_What you will do_: Recast the material below as a Markdown table with two columns, Row and Line, giving each nonblank line its own numbered row and leaving out the pictures.

** BEGIN **

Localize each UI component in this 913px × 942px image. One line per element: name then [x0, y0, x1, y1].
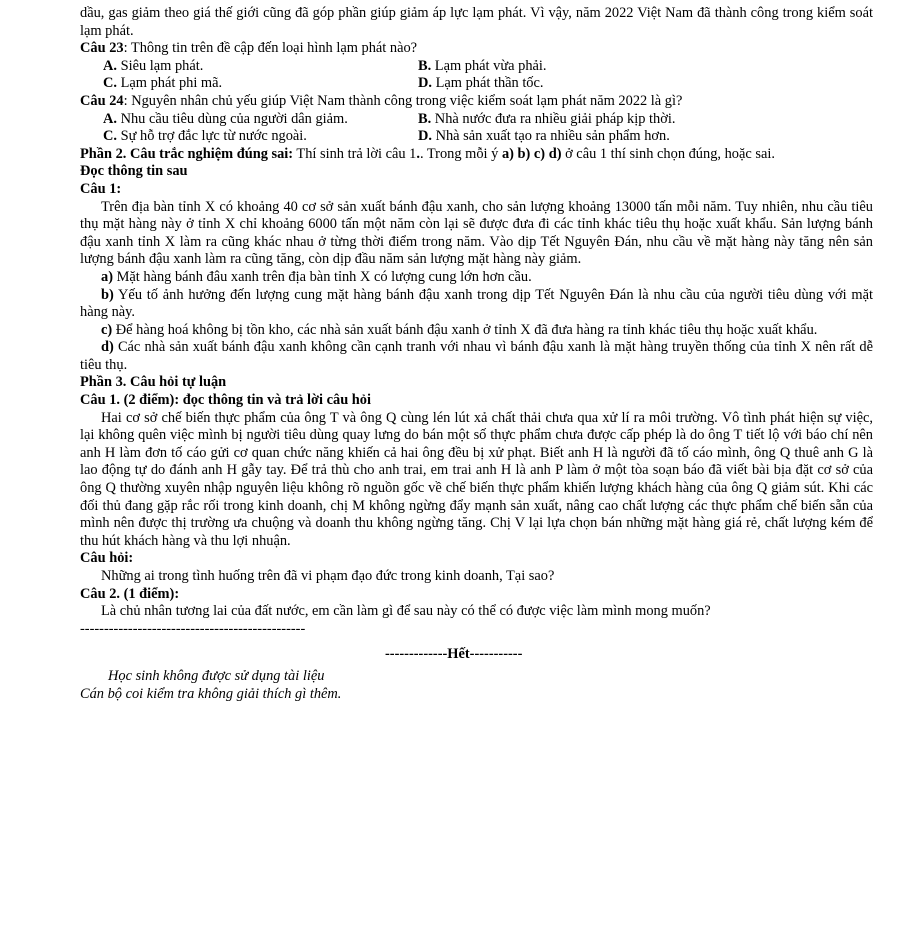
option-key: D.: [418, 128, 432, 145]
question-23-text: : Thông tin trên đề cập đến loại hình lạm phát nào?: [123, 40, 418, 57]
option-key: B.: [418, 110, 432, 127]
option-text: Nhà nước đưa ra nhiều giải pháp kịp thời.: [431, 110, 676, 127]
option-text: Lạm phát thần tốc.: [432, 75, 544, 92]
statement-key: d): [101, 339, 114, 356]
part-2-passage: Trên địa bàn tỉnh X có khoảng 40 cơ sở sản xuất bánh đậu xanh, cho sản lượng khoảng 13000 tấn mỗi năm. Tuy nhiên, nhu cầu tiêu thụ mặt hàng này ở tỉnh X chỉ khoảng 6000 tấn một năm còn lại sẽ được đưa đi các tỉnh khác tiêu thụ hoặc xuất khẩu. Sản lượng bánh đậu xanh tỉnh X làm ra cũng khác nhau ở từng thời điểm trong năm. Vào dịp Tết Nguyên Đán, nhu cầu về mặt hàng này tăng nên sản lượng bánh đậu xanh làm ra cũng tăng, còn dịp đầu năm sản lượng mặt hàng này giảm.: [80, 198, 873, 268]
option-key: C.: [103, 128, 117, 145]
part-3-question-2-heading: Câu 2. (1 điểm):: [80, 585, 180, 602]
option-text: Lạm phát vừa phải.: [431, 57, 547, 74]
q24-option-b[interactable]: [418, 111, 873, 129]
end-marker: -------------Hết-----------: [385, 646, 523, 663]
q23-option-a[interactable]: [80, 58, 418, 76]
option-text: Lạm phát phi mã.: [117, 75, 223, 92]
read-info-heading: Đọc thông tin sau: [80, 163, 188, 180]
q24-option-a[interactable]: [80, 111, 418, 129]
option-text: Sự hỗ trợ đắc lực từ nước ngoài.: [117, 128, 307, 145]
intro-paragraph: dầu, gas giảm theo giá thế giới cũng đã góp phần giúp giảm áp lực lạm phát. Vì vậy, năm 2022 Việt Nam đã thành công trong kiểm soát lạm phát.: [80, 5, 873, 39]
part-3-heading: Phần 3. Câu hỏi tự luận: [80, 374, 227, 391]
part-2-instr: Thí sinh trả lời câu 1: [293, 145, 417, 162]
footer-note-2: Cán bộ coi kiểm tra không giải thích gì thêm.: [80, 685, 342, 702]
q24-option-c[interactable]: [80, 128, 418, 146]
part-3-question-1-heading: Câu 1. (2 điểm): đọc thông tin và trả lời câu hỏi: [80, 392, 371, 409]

** END **

_Answer to the exercise_:
| Row | Line |
|---|---|
| 1 | Localize each UI component in this 913px × 942px image. One line per element: name then [x0, y0, x1, y1]. |
| 2 | option-key: D.: [418, 128, 432, 145] |
| 3 | question-23-text: : Thông tin trên đề cập đến loại hình lạm phát nào?: [123, 40, 418, 57] |
| 4 | option-key: B.: [418, 110, 432, 127] |
| 5 | option-text: Nhà nước đưa ra nhiều giải pháp kịp thời.: [431, 110, 676, 127] |
| 6 | option-text: Lạm phát thần tốc.: [432, 75, 544, 92] |
| 7 | statement-key: d): [101, 339, 114, 356] |
| 8 | part-2-passage: Trên địa bàn tỉnh X có khoảng 40 cơ sở sản xuất bánh đậu xanh, cho sản lượng khoảng 13000 tấn mỗi năm. Tuy nhiên, nhu cầu tiêu thụ mặt hàng này ở tỉnh X chỉ khoảng 6000 tấn một năm còn lại sẽ được đưa đi các tỉnh khác tiêu thụ hoặc xuất khẩu. Sản lượng bánh đậu xanh tỉnh X làm ra cũng khác nhau ở từng thời điểm trong năm. Vào dịp Tết Nguyên Đán, nhu cầu về mặt hàng này tăng nên sản lượng bánh đậu xanh làm ra cũng tăng, còn dịp đầu năm sản lượng mặt hàng này giảm.: [80, 198, 873, 268] |
| 9 | option-key: C.: [103, 128, 117, 145] |
| 10 | part-3-question-2-heading: Câu 2. (1 điểm):: [80, 585, 180, 602] |
| 11 | option-text: Lạm phát vừa phải.: [431, 57, 547, 74] |
| 12 | q24-option-b[interactable]: [418, 111, 873, 129] |
| 13 | end-marker: -------------Hết-----------: [385, 646, 523, 663] |
| 14 | q23-option-a[interactable]: [80, 58, 418, 76] |
| 15 | option-text: Lạm phát phi mã.: [117, 75, 223, 92] |
| 16 | read-info-heading: Đọc thông tin sau: [80, 163, 188, 180] |
| 17 | q24-option-a[interactable]: [80, 111, 418, 129] |
| 18 | option-text: Sự hỗ trợ đắc lực từ nước ngoài.: [117, 128, 307, 145] |
| 19 | intro-paragraph: dầu, gas giảm theo giá thế giới cũng đã góp phần giúp giảm áp lực lạm phát. Vì vậy, năm 2022 Việt Nam đã thành công trong kiểm soát lạm phát.: [80, 5, 873, 39] |
| 20 | part-3-heading: Phần 3. Câu hỏi tự luận: [80, 374, 227, 391] |
| 21 | part-2-instr: Thí sinh trả lời câu 1: [293, 145, 417, 162] |
| 22 | footer-note-2: Cán bộ coi kiểm tra không giải thích gì thêm.: [80, 685, 342, 702] |
| 23 | q24-option-c[interactable]: [80, 128, 418, 146] |
| 24 | part-3-question-1-heading: Câu 1. (2 điểm): đọc thông tin và trả lời câu hỏi: [80, 392, 371, 409] |